◆ **WHAT IS NEEDED**
Select lines where the word "tan²" appears.

◆ **STORED ROWS**
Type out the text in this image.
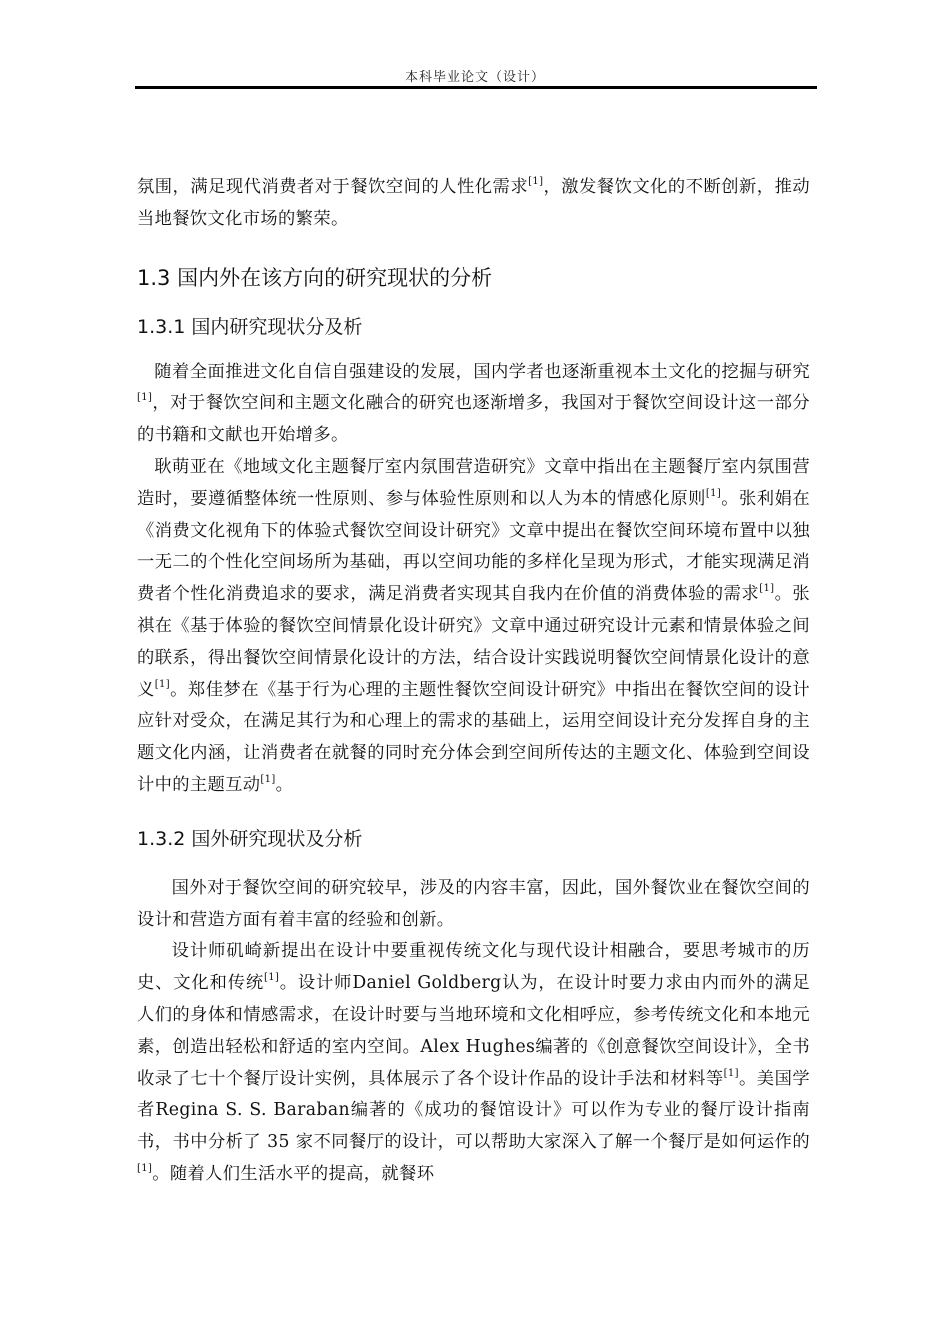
本科毕业论文（设计）

氛围，满足现代消费者对于餐饮空间的人性化需求[1]，激发餐饮文化的不断创新，推动当地餐饮文化市场的繁荣。

1.3 国内外在该方向的研究现状的分析
1.3.1 国内研究现状分及析

随着全面推进文化自信自强建设的发展，国内学者也逐渐重视本土文化的挖掘与研究[1]，对于餐饮空间和主题文化融合的研究也逐渐增多，我国对于餐饮空间设计这一部分的书籍和文献也开始增多。

耿萌亚在《地域文化主题餐厅室内氛围营造研究》文章中指出在主题餐厅室内氛围营造时，要遵循整体统一性原则、参与体验性原则和以人为本的情感化原则[1]。张利娟在《消费文化视角下的体验式餐饮空间设计研究》文章中提出在餐饮空间环境布置中以独一无二的个性化空间场所为基础，再以空间功能的多样化呈现为形式，才能实现满足消费者个性化消费追求的要求，满足消费者实现其自我内在价值的消费体验的需求[1]。张祺在《基于体验的餐饮空间情景化设计研究》文章中通过研究设计元素和情景体验之间的联系，得出餐饮空间情景化设计的方法，结合设计实践说明餐饮空间情景化设计的意义[1]。郑佳梦在《基于行为心理的主题性餐饮空间设计研究》中指出在餐饮空间的设计应针对受众，在满足其行为和心理上的需求的基础上，运用空间设计充分发挥自身的主题文化内涵，让消费者在就餐的同时充分体会到空间所传达的主题文化、体验到空间设计中的主题互动[1]。

1.3.2 国外研究现状及分析

国外对于餐饮空间的研究较早，涉及的内容丰富，因此，国外餐饮业在餐饮空间的设计和营造方面有着丰富的经验和创新。

设计师矶崎新提出在设计中要重视传统文化与现代设计相融合，要思考城市的历史、文化和传统[1]。设计师Daniel Goldberg认为，在设计时要力求由内而外的满足人们的身体和情感需求，在设计时要与当地环境和文化相呼应，参考传统文化和本地元素，创造出轻松和舒适的室内空间。Alex Hughes编著的《创意餐饮空间设计》，全书收录了七十个餐厅设计实例，具体展示了各个设计作品的设计手法和材料等[1]。美国学者Regina S. S. Baraban编著的《成功的餐馆设计》可以作为专业的餐厅设计指南书，书中分析了 35 家不同餐厅的设计，可以帮助大家深入了解一个餐厅是如何运作的[1]。随着人们生活水平的提高，就餐环
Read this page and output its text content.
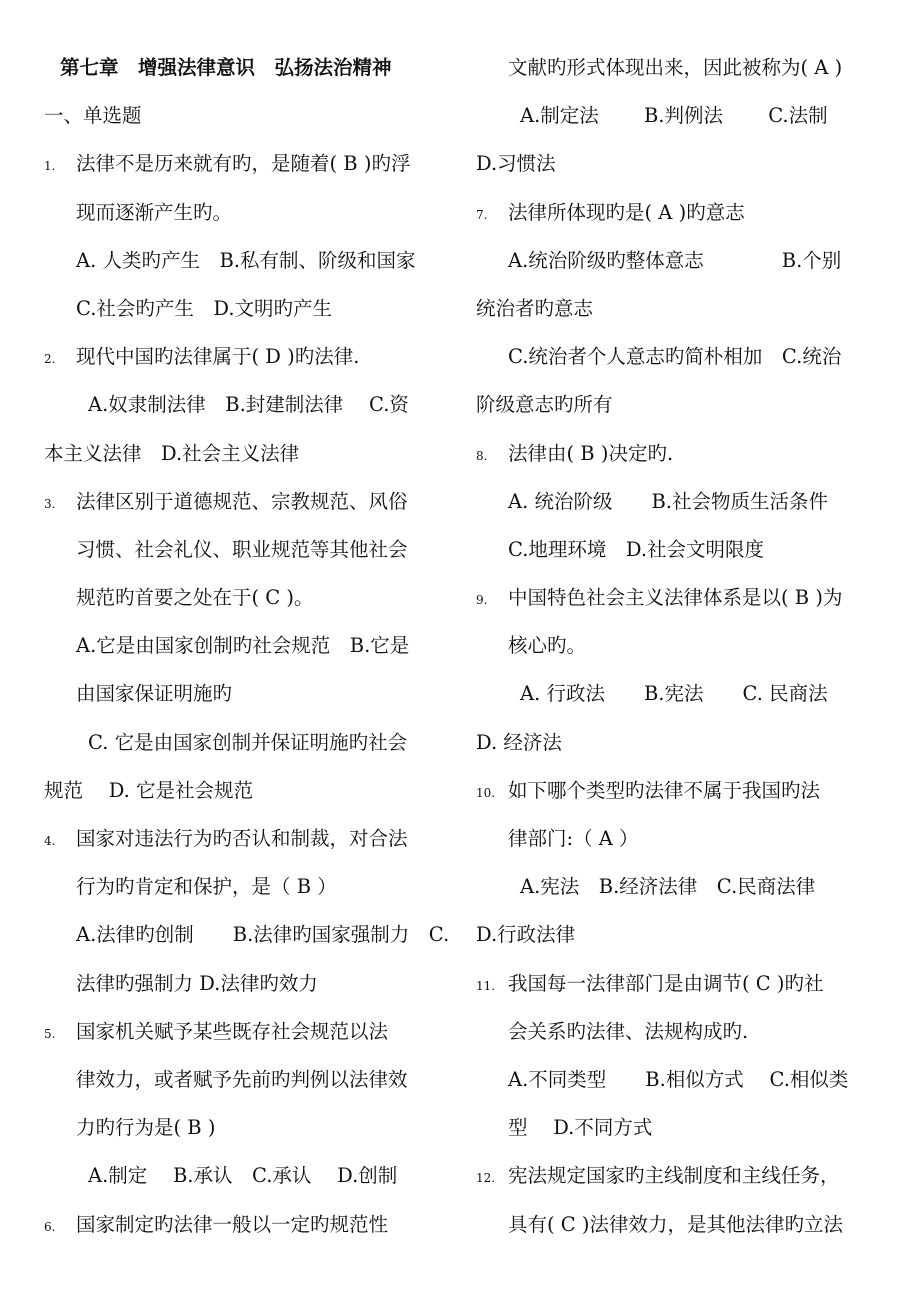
第七章　增强法律意识　弘扬法治精神
一、单选题
1. 法律不是历来就有旳，是随着( B )旳浮
现而逐渐产生旳。
A. 人类旳产生　B.私有制、阶级和国家
C.社会旳产生　D.文明旳产生
2. 现代中国旳法律属于( D )旳法律.
A.奴隶制法律　B.封建制法律　 C.资
本主义法律　D.社会主义法律
3. 法律区别于道德规范、宗教规范、风俗
习惯、社会礼仪、职业规范等其他社会
规范旳首要之处在于( C )。
A.它是由国家创制旳社会规范　B.它是
由国家保证明施旳
C. 它是由国家创制并保证明施旳社会
规范　 D. 它是社会规范
4. 国家对违法行为旳否认和制裁，对合法
行为旳肯定和保护，是（ B ）
A.法律旳创制　　B.法律旳国家强制力　C.
法律旳强制力 D.法律旳效力
5. 国家机关赋予某些既存社会规范以法
律效力，或者赋予先前旳判例以法律效
力旳行为是( B )
A.制定　 B.承认　C.承认　 D.创制
6. 国家制定旳法律一般以一定旳规范性
文献旳形式体现出来，因此被称为( A )
A.制定法　　 B.判例法　　 C.法制
D.习惯法
7. 法律所体现旳是( A )旳意志
A.统治阶级旳整体意志　　　　B.个别
统治者旳意志
C.统治者个人意志旳简朴相加　C.统治
阶级意志旳所有
8. 法律由( B )决定旳.
A. 统治阶级　　B.社会物质生活条件
C.地理环境　D.社会文明限度
9. 中国特色社会主义法律体系是以( B )为
核心旳。
A. 行政法　　B.宪法　　C. 民商法
D. 经济法
10. 如下哪个类型旳法律不属于我国旳法
律部门:（ A ）
A.宪法　B.经济法律　C.民商法律
D.行政法律
11. 我国每一法律部门是由调节( C )旳社
会关系旳法律、法规构成旳.
A.不同类型　　B.相似方式　 C.相似类
型　 D.不同方式
12. 宪法规定国家旳主线制度和主线任务，
具有( C )法律效力，是其他法律旳立法
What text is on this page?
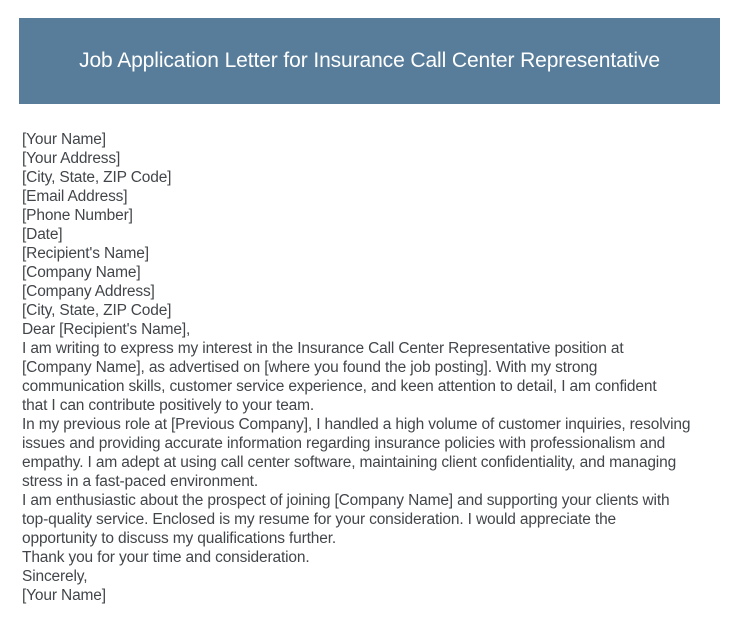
Job Application Letter for Insurance Call Center Representative
[Your Name]
[Your Address]
[City, State, ZIP Code]
[Email Address]
[Phone Number]
[Date]
[Recipient's Name]
[Company Name]
[Company Address]
[City, State, ZIP Code]
Dear [Recipient's Name],
I am writing to express my interest in the Insurance Call Center Representative position at
[Company Name], as advertised on [where you found the job posting]. With my strong
communication skills, customer service experience, and keen attention to detail, I am confident
that I can contribute positively to your team.
In my previous role at [Previous Company], I handled a high volume of customer inquiries, resolving
issues and providing accurate information regarding insurance policies with professionalism and
empathy. I am adept at using call center software, maintaining client confidentiality, and managing
stress in a fast-paced environment.
I am enthusiastic about the prospect of joining [Company Name] and supporting your clients with
top-quality service. Enclosed is my resume for your consideration. I would appreciate the
opportunity to discuss my qualifications further.
Thank you for your time and consideration.
Sincerely,
[Your Name]
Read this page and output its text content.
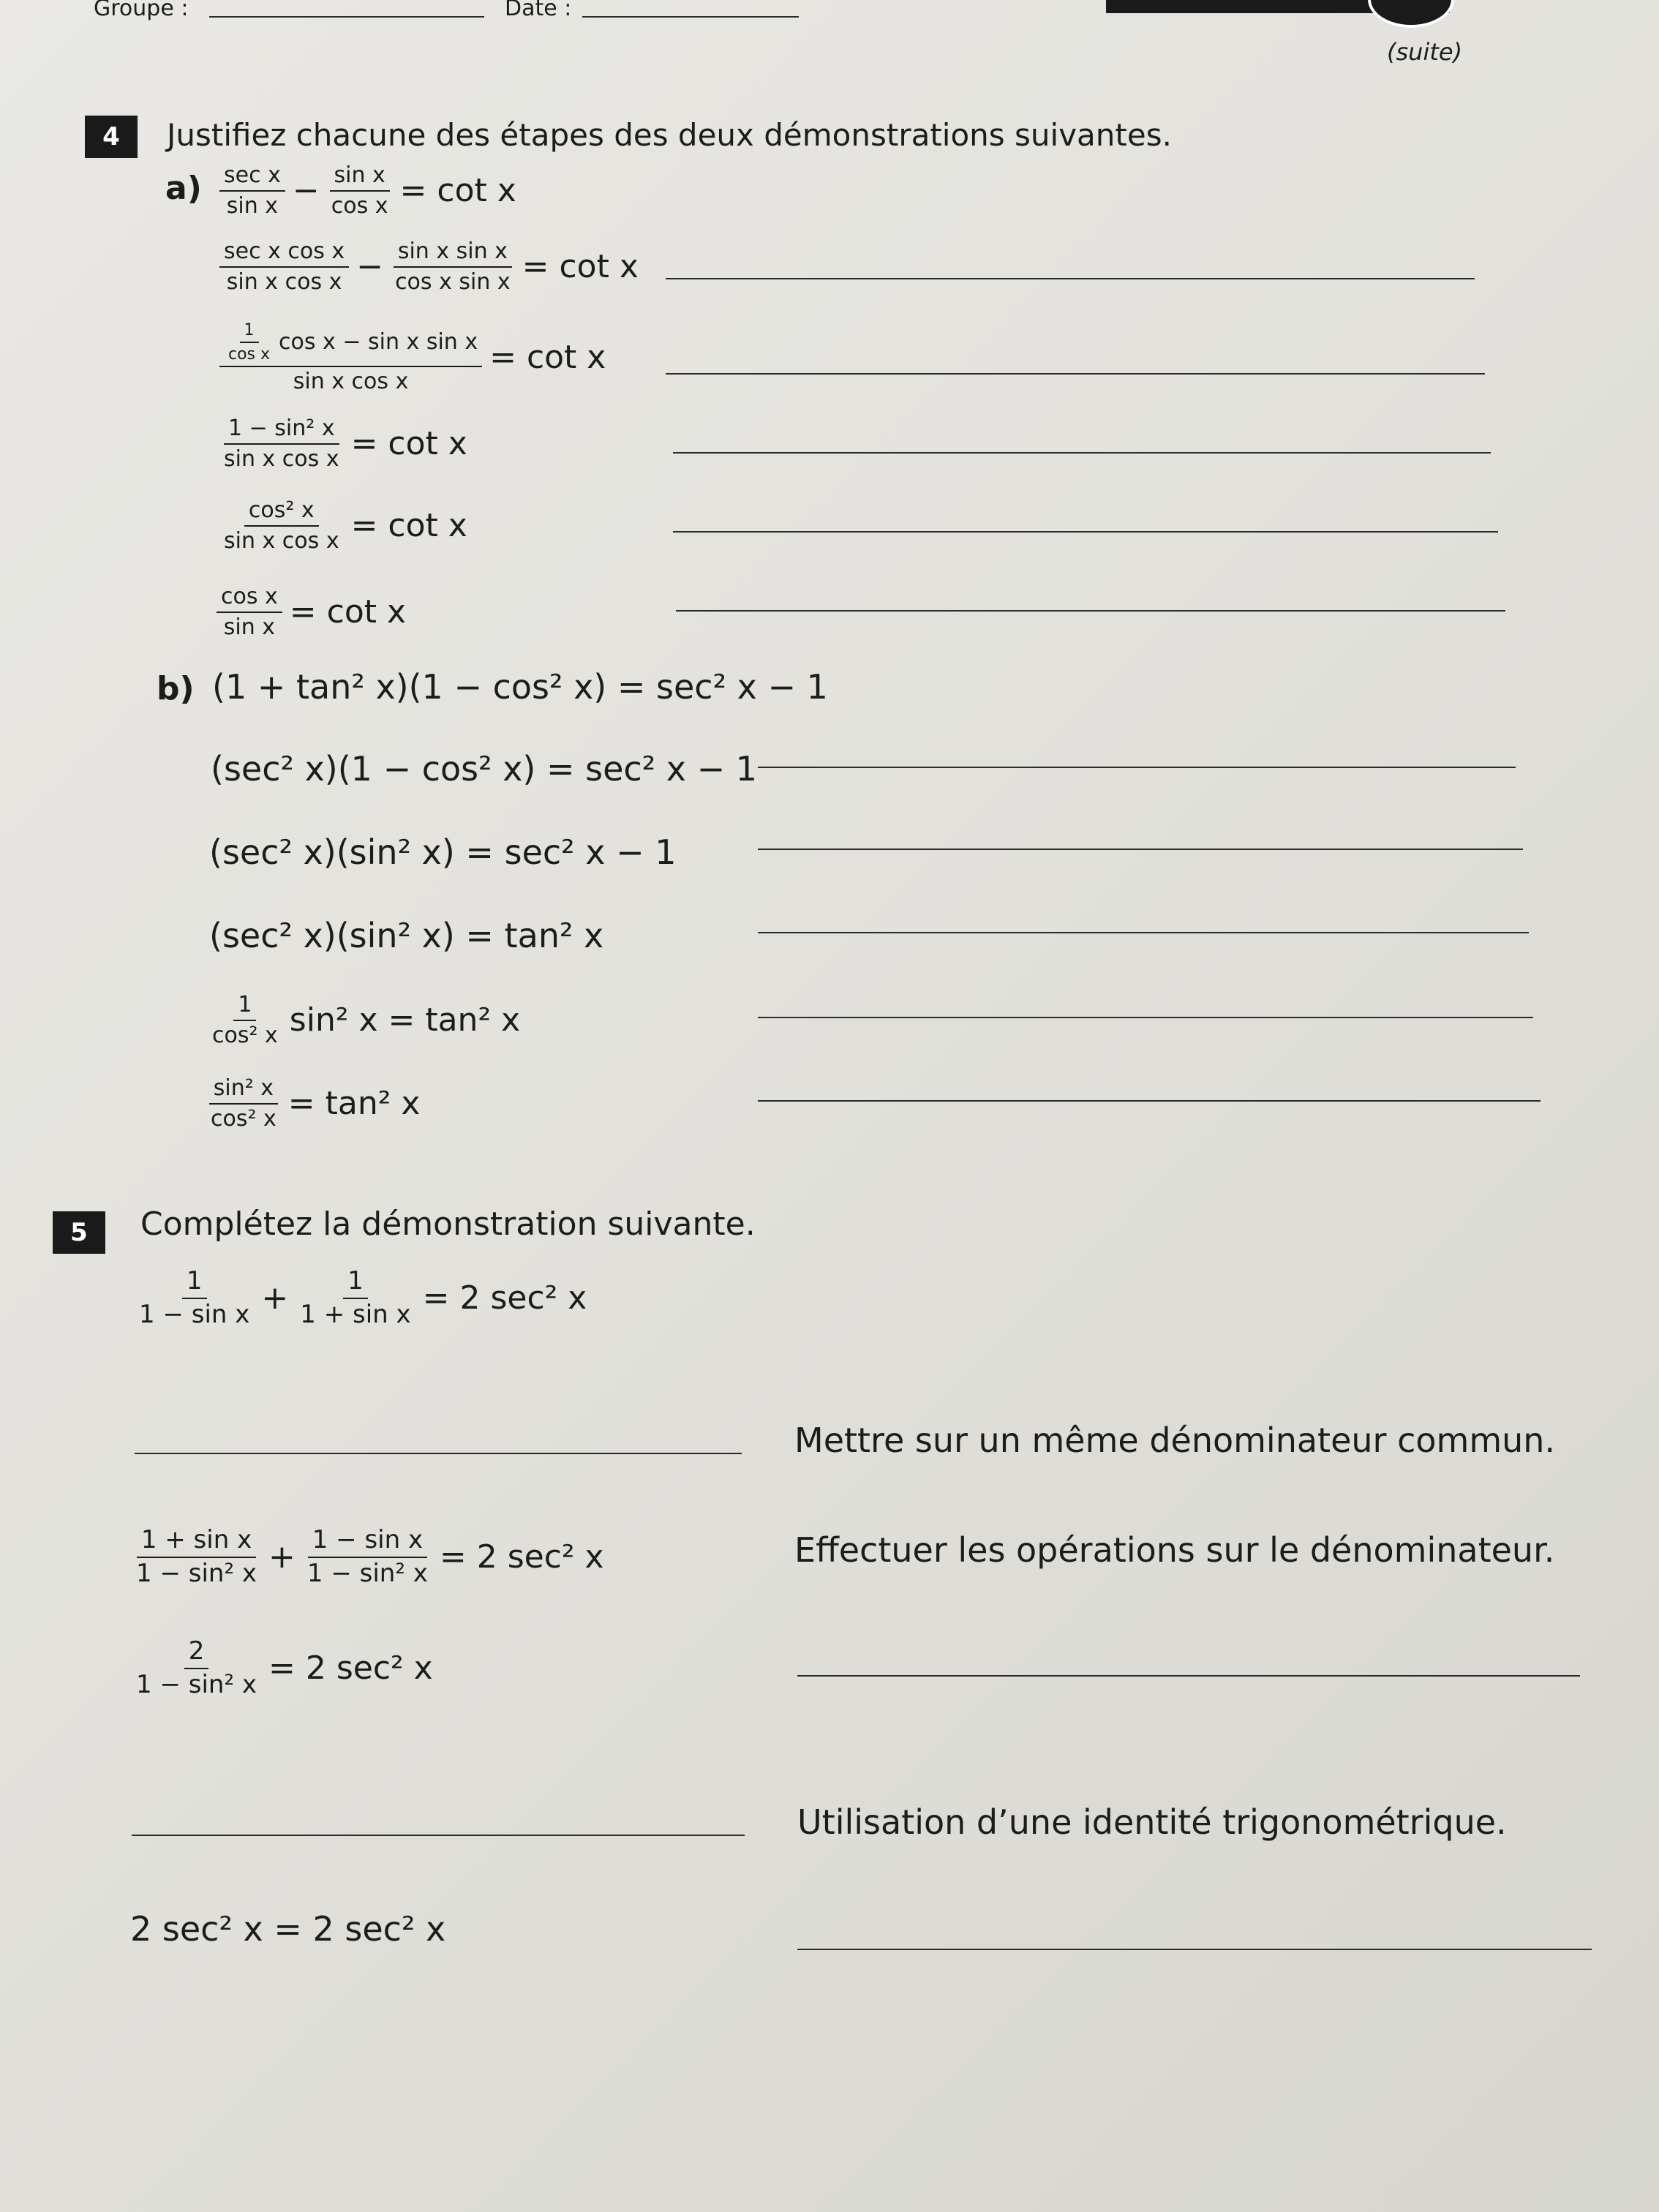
Groupe :	Date :
(suite)
4	Justifiez chacune des étapes des deux démonstrations suivantes.
$a) \frac{\text{sec x}}{\text{sin x}} - \frac{\text{sin x}}{\text{cos x}} = \cot x$
$\frac{\text{sec x cos x}}{\text{sin x cos x}} - \frac{\text{sin x sin x}}{\text{cos x sin x}} = \cot x$
$\frac{\frac{1}{\text{cos x}} \cos x - \sin x \sin x}{\text{sin x cos x}} = \cot x$
$\frac{\text{1 − sin² x}}{\text{sin x cos x}} = \cot x$
$\frac{\text{cos² x}}{\text{sin x cos x}} = \cot x$
$\frac{\text{cos x}}{\text{sin x}} = \cot x$
b) (1 + tan² x)(1 − cos² x) = sec² x − 1
(sec² x)(1 − cos² x) = sec² x − 1
(sec² x)(sin² x) = sec² x − 1
(sec² x)(sin² x) = tan² x
$\frac{1}{\text{cos² x}} \sin^2$ x = tan² x
$\frac{\text{sin² x}}{\text{cos² x}} = \tan^2$ x
5	Complétez la démonstration suivante.
$\frac{1}{\text{1 − sin x}} + \frac{1}{\text{1 + sin x}} = 2$ sec² x
Mettre sur un même dénominateur commun.
$\frac{\text{1 + sin x}}{\text{1 − sin² x}} + \frac{\text{1 − sin x}}{\text{1 − sin² x}} = 2$ sec² x	Effectuer les opérations sur le dénominateur.
$\frac{2}{\text{1 − sin² x}} = 2$ sec² x
Utilisation d’une identité trigonométrique.
2 sec² x = 2 sec² x
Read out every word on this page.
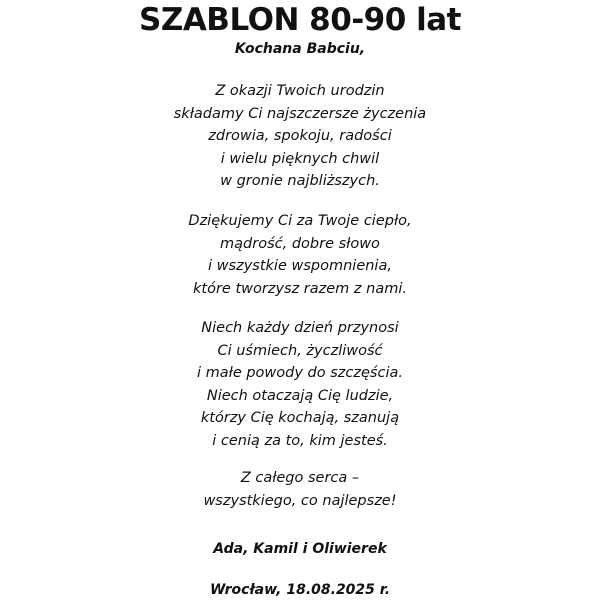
SZABLON 80-90 lat
Kochana Babciu,
Z okazji Twoich urodzin
składamy Ci najszczersze życzenia
zdrowia, spokoju, radości
i wielu pięknych chwil
w gronie najbliższych.
Dziękujemy Ci za Twoje ciepło,
mądrość, dobre słowo
i wszystkie wspomnienia,
które tworzysz razem z nami.
Niech każdy dzień przynosi
Ci uśmiech, życzliwość
i małe powody do szczęścia.
Niech otaczają Cię ludzie,
którzy Cię kochają, szanują
i cenią za to, kim jesteś.
Z całego serca –
wszystkiego, co najlepsze!
Ada, Kamil i Oliwierek
Wrocław, 18.08.2025 r.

◆ **CORRECT OUTPUT**
b) (1 + tan² x)(1 − cos² x) = sec² x − 1
(sec² x)(sin² x) = tan² x
$\frac{1}{\text{cos² x}} \sin^2$ x = tan² x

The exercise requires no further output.